* MATERIALS PROVIDED
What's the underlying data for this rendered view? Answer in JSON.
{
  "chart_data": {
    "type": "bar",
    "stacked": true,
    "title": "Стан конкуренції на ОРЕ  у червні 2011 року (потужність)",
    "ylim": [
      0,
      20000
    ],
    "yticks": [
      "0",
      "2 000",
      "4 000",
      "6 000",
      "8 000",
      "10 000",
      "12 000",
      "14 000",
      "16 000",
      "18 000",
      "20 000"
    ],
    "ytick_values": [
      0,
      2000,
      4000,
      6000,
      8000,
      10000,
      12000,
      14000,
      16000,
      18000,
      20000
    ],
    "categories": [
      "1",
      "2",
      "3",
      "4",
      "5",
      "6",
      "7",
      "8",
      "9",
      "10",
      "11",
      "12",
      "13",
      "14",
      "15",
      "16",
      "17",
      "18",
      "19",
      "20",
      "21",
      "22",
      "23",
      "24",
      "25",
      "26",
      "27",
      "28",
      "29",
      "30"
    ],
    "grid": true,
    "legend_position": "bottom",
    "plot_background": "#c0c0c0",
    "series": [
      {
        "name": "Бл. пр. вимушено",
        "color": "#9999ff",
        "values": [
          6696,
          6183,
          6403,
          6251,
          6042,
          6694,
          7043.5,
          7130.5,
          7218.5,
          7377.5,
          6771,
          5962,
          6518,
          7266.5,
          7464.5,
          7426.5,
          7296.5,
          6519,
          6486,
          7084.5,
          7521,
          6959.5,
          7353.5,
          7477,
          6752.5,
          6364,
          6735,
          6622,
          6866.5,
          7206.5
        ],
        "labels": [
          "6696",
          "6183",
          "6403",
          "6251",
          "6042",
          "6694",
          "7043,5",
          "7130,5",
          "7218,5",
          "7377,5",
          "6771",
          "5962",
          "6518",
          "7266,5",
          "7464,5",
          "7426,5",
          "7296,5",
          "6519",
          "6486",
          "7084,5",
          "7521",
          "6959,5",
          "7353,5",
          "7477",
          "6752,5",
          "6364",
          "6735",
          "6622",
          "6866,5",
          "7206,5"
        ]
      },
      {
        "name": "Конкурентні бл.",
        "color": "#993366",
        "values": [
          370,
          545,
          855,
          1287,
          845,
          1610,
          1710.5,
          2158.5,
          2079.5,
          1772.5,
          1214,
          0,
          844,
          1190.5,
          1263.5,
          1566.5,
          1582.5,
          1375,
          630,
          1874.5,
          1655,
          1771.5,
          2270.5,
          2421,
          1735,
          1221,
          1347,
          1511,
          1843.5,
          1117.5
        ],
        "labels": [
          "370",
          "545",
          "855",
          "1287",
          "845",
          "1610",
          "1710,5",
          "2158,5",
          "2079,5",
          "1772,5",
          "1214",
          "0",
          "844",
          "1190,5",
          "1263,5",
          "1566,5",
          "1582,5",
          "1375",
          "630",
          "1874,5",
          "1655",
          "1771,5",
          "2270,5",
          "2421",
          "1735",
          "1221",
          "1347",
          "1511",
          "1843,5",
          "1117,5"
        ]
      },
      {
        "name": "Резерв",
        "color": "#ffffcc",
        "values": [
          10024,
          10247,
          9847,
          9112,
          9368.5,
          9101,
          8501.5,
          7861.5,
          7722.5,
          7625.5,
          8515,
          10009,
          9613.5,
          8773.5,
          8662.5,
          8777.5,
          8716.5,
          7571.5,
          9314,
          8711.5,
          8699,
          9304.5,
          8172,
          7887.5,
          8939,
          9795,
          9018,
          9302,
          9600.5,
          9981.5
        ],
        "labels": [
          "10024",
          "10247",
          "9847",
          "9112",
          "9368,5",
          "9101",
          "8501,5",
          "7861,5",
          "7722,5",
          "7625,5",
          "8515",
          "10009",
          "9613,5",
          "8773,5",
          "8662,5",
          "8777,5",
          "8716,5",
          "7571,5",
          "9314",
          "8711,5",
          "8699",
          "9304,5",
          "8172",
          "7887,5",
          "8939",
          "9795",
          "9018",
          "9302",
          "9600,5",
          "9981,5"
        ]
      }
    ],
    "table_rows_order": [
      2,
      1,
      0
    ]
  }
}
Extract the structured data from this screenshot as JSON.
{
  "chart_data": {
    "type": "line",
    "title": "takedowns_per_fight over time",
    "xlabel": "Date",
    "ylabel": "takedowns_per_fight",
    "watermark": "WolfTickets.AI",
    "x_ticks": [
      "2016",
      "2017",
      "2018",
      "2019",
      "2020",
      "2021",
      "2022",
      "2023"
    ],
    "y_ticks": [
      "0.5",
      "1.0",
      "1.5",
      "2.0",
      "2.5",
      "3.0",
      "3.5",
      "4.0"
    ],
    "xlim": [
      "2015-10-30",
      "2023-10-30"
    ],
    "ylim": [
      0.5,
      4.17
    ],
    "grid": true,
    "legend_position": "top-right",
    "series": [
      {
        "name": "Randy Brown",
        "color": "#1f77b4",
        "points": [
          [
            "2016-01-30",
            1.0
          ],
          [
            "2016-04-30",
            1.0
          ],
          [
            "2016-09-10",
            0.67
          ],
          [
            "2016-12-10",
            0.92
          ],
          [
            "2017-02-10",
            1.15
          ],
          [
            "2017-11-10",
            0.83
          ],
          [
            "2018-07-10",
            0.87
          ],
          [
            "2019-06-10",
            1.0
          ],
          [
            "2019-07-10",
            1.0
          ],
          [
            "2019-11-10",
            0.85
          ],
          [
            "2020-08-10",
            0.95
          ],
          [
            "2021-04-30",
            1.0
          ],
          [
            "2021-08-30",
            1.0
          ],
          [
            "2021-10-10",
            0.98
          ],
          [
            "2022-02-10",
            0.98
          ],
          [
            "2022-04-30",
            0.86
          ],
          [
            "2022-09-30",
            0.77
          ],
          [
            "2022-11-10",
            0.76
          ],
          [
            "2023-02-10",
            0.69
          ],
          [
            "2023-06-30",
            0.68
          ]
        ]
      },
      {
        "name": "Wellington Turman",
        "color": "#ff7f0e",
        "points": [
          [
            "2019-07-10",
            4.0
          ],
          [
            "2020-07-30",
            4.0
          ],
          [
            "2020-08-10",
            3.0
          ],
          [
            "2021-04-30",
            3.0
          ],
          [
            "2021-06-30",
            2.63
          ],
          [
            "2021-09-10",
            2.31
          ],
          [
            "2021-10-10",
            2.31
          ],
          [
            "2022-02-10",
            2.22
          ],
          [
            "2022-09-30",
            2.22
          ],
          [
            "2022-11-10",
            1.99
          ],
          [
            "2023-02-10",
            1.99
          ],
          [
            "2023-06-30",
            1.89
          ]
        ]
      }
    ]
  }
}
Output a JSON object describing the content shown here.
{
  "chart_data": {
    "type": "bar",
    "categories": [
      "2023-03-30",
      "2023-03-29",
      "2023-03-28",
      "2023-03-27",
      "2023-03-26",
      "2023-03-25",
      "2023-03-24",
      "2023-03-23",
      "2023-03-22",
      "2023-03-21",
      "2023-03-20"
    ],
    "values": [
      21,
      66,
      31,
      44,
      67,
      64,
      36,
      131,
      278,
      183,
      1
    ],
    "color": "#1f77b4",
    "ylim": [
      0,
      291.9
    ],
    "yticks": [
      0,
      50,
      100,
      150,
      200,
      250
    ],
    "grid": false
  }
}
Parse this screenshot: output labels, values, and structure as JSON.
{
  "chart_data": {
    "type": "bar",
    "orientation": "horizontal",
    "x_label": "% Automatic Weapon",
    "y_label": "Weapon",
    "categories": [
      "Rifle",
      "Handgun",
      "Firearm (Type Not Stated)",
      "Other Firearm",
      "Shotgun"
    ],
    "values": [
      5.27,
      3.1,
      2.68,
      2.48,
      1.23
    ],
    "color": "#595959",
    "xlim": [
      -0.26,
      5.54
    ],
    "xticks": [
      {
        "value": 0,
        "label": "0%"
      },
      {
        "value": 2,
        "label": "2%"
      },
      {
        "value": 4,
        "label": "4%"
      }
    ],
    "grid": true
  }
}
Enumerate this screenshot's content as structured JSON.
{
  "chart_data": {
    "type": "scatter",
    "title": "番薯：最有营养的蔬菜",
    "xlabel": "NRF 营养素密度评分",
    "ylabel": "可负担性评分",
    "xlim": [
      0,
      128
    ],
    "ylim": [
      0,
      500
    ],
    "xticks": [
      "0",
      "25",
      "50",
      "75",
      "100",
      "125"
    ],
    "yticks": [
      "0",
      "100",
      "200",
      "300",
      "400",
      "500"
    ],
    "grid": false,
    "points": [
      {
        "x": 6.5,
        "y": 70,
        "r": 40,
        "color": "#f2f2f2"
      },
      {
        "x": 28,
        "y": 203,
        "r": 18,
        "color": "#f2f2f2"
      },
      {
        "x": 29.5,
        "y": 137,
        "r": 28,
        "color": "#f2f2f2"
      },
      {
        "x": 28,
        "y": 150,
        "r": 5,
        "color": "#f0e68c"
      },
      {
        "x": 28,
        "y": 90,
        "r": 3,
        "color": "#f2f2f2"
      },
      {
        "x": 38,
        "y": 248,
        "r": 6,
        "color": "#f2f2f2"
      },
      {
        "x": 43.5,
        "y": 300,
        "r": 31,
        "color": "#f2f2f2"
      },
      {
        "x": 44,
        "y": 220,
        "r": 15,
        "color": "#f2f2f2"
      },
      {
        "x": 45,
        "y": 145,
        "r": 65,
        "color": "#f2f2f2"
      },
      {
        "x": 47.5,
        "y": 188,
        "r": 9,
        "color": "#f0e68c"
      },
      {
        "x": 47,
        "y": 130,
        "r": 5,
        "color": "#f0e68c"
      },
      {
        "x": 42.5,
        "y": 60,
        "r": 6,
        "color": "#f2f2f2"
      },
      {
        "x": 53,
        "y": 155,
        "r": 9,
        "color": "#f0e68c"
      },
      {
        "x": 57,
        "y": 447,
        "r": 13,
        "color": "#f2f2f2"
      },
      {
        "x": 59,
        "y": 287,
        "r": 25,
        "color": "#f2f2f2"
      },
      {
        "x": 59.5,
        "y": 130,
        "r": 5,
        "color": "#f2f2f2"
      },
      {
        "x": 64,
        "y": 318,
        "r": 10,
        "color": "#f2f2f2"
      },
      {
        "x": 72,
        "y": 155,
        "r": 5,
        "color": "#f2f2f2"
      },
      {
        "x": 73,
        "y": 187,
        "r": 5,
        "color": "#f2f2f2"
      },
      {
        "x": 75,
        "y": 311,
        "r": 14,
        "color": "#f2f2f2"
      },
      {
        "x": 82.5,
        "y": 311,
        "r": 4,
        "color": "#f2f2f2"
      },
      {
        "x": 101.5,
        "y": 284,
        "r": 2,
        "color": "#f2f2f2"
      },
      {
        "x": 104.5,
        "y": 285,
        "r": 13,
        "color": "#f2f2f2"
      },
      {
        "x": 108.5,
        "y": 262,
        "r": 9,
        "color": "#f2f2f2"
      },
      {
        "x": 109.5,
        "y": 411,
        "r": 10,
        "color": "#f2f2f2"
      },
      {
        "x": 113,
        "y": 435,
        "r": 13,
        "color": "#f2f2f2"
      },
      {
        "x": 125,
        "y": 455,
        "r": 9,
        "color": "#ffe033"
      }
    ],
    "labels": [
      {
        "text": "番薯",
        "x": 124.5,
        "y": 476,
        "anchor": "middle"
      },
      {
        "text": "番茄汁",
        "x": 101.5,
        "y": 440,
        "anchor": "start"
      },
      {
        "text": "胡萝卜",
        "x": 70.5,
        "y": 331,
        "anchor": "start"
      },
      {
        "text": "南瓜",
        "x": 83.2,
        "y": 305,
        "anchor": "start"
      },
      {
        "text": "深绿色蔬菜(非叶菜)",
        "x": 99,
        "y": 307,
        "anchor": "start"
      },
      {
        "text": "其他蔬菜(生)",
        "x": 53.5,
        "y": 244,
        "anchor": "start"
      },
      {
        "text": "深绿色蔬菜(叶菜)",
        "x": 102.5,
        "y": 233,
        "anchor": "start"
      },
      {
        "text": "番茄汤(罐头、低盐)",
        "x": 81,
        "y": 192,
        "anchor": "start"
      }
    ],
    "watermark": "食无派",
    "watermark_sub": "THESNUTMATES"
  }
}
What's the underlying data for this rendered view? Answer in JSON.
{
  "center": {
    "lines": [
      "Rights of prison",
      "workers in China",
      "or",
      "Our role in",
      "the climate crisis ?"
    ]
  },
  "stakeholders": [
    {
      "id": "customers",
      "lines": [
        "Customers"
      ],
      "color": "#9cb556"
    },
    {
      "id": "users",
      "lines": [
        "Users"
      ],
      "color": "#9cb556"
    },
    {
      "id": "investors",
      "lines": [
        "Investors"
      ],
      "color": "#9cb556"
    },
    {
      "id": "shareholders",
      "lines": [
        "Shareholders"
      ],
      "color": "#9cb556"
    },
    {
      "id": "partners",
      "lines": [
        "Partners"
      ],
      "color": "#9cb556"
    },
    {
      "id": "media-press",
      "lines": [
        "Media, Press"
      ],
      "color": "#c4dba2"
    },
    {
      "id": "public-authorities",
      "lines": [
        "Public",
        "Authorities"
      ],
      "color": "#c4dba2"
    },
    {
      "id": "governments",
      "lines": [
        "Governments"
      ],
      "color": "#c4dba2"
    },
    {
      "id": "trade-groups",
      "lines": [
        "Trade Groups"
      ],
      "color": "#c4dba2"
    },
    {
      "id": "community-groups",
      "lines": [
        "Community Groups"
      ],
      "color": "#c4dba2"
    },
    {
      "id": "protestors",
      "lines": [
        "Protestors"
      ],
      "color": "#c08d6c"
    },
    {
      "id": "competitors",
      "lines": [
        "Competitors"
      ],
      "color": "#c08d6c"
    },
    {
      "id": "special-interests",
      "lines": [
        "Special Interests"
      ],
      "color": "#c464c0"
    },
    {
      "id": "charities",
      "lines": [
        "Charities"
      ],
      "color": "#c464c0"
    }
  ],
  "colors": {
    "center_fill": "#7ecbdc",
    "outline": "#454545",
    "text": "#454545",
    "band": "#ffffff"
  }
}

* YOUR GOAL
Say how many lines in the records above hold "JSON", and give no other text.

* FULL OUTPUT
6